Untuk "Seperti Dendam, Rindu Harus Dibayar Tuntas", Edwin melakukan kolaborasi internasional dengan menggandeng Director of Photography Akiko Ashizawa yang berasal dari Jepang.
Ashizawa biasa berkolaboasi bersama sutradara kawakan Kiyoshi Kurosawa, salah satunya untuk film "Tokyo Sonata" (2008).
Edwin juga berkolaborasi dengan editor dari Thailand, Lee Chatametikool. Lee dikenal sebagai kolaborator dari sutradara terkemuka Thailand, Apichatpong Weerasethakul. Salah satunya pemenang Cannes Film Festival 2010, "Uncle Boonmee Who Can Recall His Past Lives" (2010).
Ada juga animasi-animasi dari lukisan truk khas Indonesia yang sesekali menambah keceriaan, sekaligus media untuk menggabungkan komentar masyarakat yang dibungkus dengan humor.
Beralih ke audio, pilihan musik mencakup berbagai gaya dan sering digunakan dengan cara yang sengaja berbenturan dengan aksi di layar, menciptakan "disonansi" yang menarik.

● **Blok Data**:
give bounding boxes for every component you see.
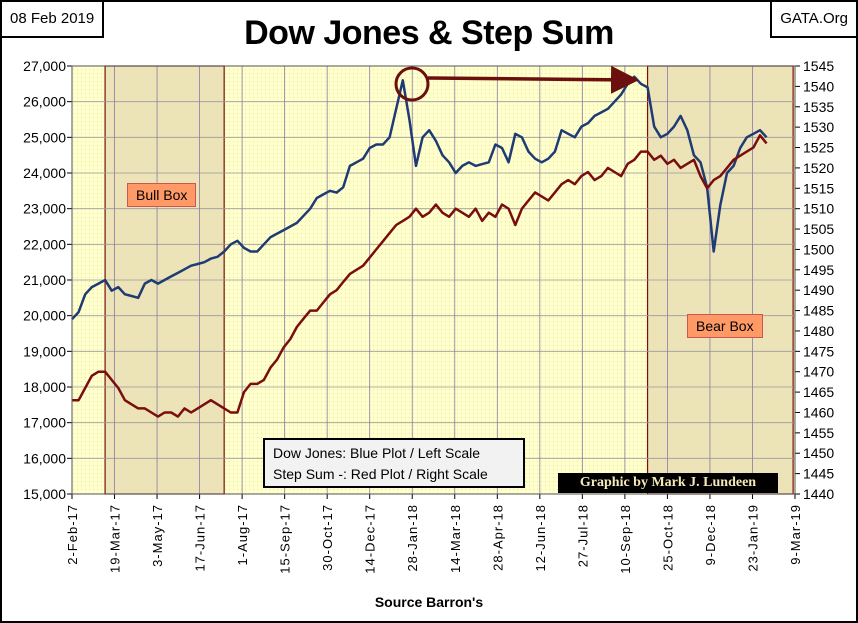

● **Tugas Singkat 1**:
Jawablah pertanyaan berikut berdasarkan kutipan teks.
(a) Dari negara mana Akiko Ashizawa berasal?
(b) Siapa editor dari Thailand yang diajak berkolaborasi oleh Edwin?
(c) Animasi dari apa yang sesekali menambah keceriaan?
● **Tugas Singkat 2**:
Tuliskan kembali dengan persis bagian kutipan teks yang dimulai dari "Ashizawa biasa berkolaboasi" dan berakhir pada "dibungkus dengan humor.".
Kerjakan hanya dengan berpegang pada kutipan teks.

● **Jawaban Benar 1**:
(a) Jepang.
(b) Lee Chatametikool.
(c) Dari lukisan truk khas Indonesia.

● **Jawaban Benar 2**:
Ashizawa biasa berkolaboasi bersama sutradara kawakan Kiyoshi Kurosawa, salah satunya untuk film "Tokyo Sonata" (2008).
Edwin juga berkolaborasi dengan editor dari Thailand, Lee Chatametikool. Lee dikenal sebagai kolaborator dari sutradara terkemuka Thailand, Apichatpong Weerasethakul. Salah satunya pemenang Cannes Film Festival 2010, "Uncle Boonmee Who Can Recall His Past Lives" (2010).
Ada juga animasi-animasi dari lukisan truk khas Indonesia yang sesekali menambah keceriaan, sekaligus media untuk menggabungkan komentar masyarakat yang dibungkus dengan humor.